### Set task
Can you change every "Patent image size" in the data below to "Figure dimensions" and leave everything else unchanged?

### Given information

------------------------------------------------------------

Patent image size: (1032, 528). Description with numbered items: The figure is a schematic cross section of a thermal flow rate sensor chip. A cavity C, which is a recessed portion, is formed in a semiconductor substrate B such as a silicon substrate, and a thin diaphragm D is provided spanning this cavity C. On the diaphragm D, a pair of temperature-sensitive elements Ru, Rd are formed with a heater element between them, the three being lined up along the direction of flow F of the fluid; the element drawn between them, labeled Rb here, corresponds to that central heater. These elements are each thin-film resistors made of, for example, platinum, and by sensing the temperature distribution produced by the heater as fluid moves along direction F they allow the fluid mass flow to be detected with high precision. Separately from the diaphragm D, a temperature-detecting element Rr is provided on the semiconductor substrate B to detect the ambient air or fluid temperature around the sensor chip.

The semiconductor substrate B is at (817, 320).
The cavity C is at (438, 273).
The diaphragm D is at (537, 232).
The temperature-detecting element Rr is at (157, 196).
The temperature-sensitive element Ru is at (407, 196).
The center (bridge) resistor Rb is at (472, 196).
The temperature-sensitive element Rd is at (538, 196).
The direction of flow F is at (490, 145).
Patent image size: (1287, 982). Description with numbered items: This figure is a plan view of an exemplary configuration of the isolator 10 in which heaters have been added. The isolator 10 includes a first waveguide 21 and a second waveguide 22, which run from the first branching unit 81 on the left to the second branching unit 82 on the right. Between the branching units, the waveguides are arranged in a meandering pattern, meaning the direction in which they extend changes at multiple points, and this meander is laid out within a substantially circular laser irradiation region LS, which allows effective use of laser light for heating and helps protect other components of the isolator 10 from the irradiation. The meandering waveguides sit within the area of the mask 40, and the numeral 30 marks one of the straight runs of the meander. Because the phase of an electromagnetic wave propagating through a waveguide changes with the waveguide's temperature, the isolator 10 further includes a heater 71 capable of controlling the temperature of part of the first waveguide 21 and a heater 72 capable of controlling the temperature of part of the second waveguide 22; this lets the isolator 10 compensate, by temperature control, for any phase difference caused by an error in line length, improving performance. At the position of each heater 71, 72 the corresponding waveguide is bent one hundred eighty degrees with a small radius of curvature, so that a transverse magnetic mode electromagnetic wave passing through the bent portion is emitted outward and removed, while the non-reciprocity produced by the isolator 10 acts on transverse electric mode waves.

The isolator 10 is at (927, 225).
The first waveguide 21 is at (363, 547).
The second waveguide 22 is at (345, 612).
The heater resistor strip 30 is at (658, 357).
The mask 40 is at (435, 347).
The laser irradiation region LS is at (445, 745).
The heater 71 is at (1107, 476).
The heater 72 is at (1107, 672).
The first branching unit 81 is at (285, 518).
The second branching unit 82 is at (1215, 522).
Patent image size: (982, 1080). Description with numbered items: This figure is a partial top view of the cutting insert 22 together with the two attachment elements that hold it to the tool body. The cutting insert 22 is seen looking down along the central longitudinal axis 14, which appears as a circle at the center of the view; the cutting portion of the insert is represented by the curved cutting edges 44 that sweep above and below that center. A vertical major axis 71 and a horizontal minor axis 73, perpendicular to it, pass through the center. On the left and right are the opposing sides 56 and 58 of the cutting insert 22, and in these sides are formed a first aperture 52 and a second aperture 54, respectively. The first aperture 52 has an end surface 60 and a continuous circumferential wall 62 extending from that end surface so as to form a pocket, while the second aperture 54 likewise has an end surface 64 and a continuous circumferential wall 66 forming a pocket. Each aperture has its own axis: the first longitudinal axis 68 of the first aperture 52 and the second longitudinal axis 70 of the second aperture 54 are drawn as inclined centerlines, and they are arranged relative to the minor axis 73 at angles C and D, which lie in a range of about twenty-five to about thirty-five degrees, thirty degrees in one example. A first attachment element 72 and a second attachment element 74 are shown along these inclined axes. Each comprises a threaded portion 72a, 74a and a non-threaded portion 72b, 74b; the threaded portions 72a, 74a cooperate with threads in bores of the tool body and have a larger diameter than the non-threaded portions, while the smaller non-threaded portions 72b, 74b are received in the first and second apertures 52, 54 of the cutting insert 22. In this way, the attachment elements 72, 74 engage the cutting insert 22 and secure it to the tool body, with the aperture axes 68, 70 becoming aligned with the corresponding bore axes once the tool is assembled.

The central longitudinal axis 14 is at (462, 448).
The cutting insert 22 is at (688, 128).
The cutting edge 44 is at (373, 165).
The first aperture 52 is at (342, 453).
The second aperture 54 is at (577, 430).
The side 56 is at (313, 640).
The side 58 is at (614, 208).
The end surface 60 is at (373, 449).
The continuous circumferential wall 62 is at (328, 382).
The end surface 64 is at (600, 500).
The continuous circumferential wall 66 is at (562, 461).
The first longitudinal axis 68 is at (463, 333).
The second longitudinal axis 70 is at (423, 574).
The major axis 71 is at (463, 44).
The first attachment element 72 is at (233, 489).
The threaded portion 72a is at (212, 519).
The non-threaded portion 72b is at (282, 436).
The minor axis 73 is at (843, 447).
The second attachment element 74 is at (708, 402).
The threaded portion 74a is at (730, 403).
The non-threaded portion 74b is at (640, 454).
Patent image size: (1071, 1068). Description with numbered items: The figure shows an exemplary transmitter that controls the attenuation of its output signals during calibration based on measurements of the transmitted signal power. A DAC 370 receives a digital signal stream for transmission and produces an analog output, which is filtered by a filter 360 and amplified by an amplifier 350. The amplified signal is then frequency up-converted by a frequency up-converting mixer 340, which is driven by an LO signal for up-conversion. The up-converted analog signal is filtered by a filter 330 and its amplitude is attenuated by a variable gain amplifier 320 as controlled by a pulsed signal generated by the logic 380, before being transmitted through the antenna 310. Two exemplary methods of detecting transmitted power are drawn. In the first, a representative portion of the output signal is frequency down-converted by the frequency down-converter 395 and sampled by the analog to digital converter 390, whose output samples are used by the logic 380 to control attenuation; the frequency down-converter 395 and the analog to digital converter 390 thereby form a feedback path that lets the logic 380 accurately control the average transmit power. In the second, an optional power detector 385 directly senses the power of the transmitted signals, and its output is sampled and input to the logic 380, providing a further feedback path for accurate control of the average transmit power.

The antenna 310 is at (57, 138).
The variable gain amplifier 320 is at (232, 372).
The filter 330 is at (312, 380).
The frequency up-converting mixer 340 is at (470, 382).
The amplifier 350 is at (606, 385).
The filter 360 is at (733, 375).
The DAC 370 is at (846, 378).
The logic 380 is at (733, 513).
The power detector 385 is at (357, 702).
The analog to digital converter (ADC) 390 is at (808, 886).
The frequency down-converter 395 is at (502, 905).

------------------------------------------------------------

### Expected answer
Figure dimensions: (1032, 528). Description with numbered items: The figure is a schematic cross section of a thermal flow rate sensor chip. A cavity C, which is a recessed portion, is formed in a semiconductor substrate B such as a silicon substrate, and a thin diaphragm D is provided spanning this cavity C. On the diaphragm D, a pair of temperature-sensitive elements Ru, Rd are formed with a heater element between them, the three being lined up along the direction of flow F of the fluid; the element drawn between them, labeled Rb here, corresponds to that central heater. These elements are each thin-film resistors made of, for example, platinum, and by sensing the temperature distribution produced by the heater as fluid moves along direction F they allow the fluid mass flow to be detected with high precision. Separately from the diaphragm D, a temperature-detecting element Rr is provided on the semiconductor substrate B to detect the ambient air or fluid temperature around the sensor chip.

The semiconductor substrate B is at (817, 320).
The cavity C is at (438, 273).
The diaphragm D is at (537, 232).
The temperature-detecting element Rr is at (157, 196).
The temperature-sensitive element Ru is at (407, 196).
The center (bridge) resistor Rb is at (472, 196).
The temperature-sensitive element Rd is at (538, 196).
The direction of flow F is at (490, 145).
Figure dimensions: (1287, 982). Description with numbered items: This figure is a plan view of an exemplary configuration of the isolator 10 in which heaters have been added. The isolator 10 includes a first waveguide 21 and a second waveguide 22, which run from the first branching unit 81 on the left to the second branching unit 82 on the right. Between the branching units, the waveguides are arranged in a meandering pattern, meaning the direction in which they extend changes at multiple points, and this meander is laid out within a substantially circular laser irradiation region LS, which allows effective use of laser light for heating and helps protect other components of the isolator 10 from the irradiation. The meandering waveguides sit within the area of the mask 40, and the numeral 30 marks one of the straight runs of the meander. Because the phase of an electromagnetic wave propagating through a waveguide changes with the waveguide's temperature, the isolator 10 further includes a heater 71 capable of controlling the temperature of part of the first waveguide 21 and a heater 72 capable of controlling the temperature of part of the second waveguide 22; this lets the isolator 10 compensate, by temperature control, for any phase difference caused by an error in line length, improving performance. At the position of each heater 71, 72 the corresponding waveguide is bent one hundred eighty degrees with a small radius of curvature, so that a transverse magnetic mode electromagnetic wave passing through the bent portion is emitted outward and removed, while the non-reciprocity produced by the isolator 10 acts on transverse electric mode waves.

The isolator 10 is at (927, 225).
The first waveguide 21 is at (363, 547).
The second waveguide 22 is at (345, 612).
The heater resistor strip 30 is at (658, 357).
The mask 40 is at (435, 347).
The laser irradiation region LS is at (445, 745).
The heater 71 is at (1107, 476).
The heater 72 is at (1107, 672).
The first branching unit 81 is at (285, 518).
The second branching unit 82 is at (1215, 522).
Figure dimensions: (982, 1080). Description with numbered items: This figure is a partial top view of the cutting insert 22 together with the two attachment elements that hold it to the tool body. The cutting insert 22 is seen looking down along the central longitudinal axis 14, which appears as a circle at the center of the view; the cutting portion of the insert is represented by the curved cutting edges 44 that sweep above and below that center. A vertical major axis 71 and a horizontal minor axis 73, perpendicular to it, pass through the center. On the left and right are the opposing sides 56 and 58 of the cutting insert 22, and in these sides are formed a first aperture 52 and a second aperture 54, respectively. The first aperture 52 has an end surface 60 and a continuous circumferential wall 62 extending from that end surface so as to form a pocket, while the second aperture 54 likewise has an end surface 64 and a continuous circumferential wall 66 forming a pocket. Each aperture has its own axis: the first longitudinal axis 68 of the first aperture 52 and the second longitudinal axis 70 of the second aperture 54 are drawn as inclined centerlines, and they are arranged relative to the minor axis 73 at angles C and D, which lie in a range of about twenty-five to about thirty-five degrees, thirty degrees in one example. A first attachment element 72 and a second attachment element 74 are shown along these inclined axes. Each comprises a threaded portion 72a, 74a and a non-threaded portion 72b, 74b; the threaded portions 72a, 74a cooperate with threads in bores of the tool body and have a larger diameter than the non-threaded portions, while the smaller non-threaded portions 72b, 74b are received in the first and second apertures 52, 54 of the cutting insert 22. In this way, the attachment elements 72, 74 engage the cutting insert 22 and secure it to the tool body, with the aperture axes 68, 70 becoming aligned with the corresponding bore axes once the tool is assembled.

The central longitudinal axis 14 is at (462, 448).
The cutting insert 22 is at (688, 128).
The cutting edge 44 is at (373, 165).
The first aperture 52 is at (342, 453).
The second aperture 54 is at (577, 430).
The side 56 is at (313, 640).
The side 58 is at (614, 208).
The end surface 60 is at (373, 449).
The continuous circumferential wall 62 is at (328, 382).
The end surface 64 is at (600, 500).
The continuous circumferential wall 66 is at (562, 461).
The first longitudinal axis 68 is at (463, 333).
The second longitudinal axis 70 is at (423, 574).
The major axis 71 is at (463, 44).
The first attachment element 72 is at (233, 489).
The threaded portion 72a is at (212, 519).
The non-threaded portion 72b is at (282, 436).
The minor axis 73 is at (843, 447).
The second attachment element 74 is at (708, 402).
The threaded portion 74a is at (730, 403).
The non-threaded portion 74b is at (640, 454).
Figure dimensions: (1071, 1068). Description with numbered items: The figure shows an exemplary transmitter that controls the attenuation of its output signals during calibration based on measurements of the transmitted signal power. A DAC 370 receives a digital signal stream for transmission and produces an analog output, which is filtered by a filter 360 and amplified by an amplifier 350. The amplified signal is then frequency up-converted by a frequency up-converting mixer 340, which is driven by an LO signal for up-conversion. The up-converted analog signal is filtered by a filter 330 and its amplitude is attenuated by a variable gain amplifier 320 as controlled by a pulsed signal generated by the logic 380, before being transmitted through the antenna 310. Two exemplary methods of detecting transmitted power are drawn. In the first, a representative portion of the output signal is frequency down-converted by the frequency down-converter 395 and sampled by the analog to digital converter 390, whose output samples are used by the logic 380 to control attenuation; the frequency down-converter 395 and the analog to digital converter 390 thereby form a feedback path that lets the logic 380 accurately control the average transmit power. In the second, an optional power detector 385 directly senses the power of the transmitted signals, and its output is sampled and input to the logic 380, providing a further feedback path for accurate control of the average transmit power.

The antenna 310 is at (57, 138).
The variable gain amplifier 320 is at (232, 372).
The filter 330 is at (312, 380).
The frequency up-converting mixer 340 is at (470, 382).
The amplifier 350 is at (606, 385).
The filter 360 is at (733, 375).
The DAC 370 is at (846, 378).
The logic 380 is at (733, 513).
The power detector 385 is at (357, 702).
The analog to digital converter (ADC) 390 is at (808, 886).
The frequency down-converter 395 is at (502, 905).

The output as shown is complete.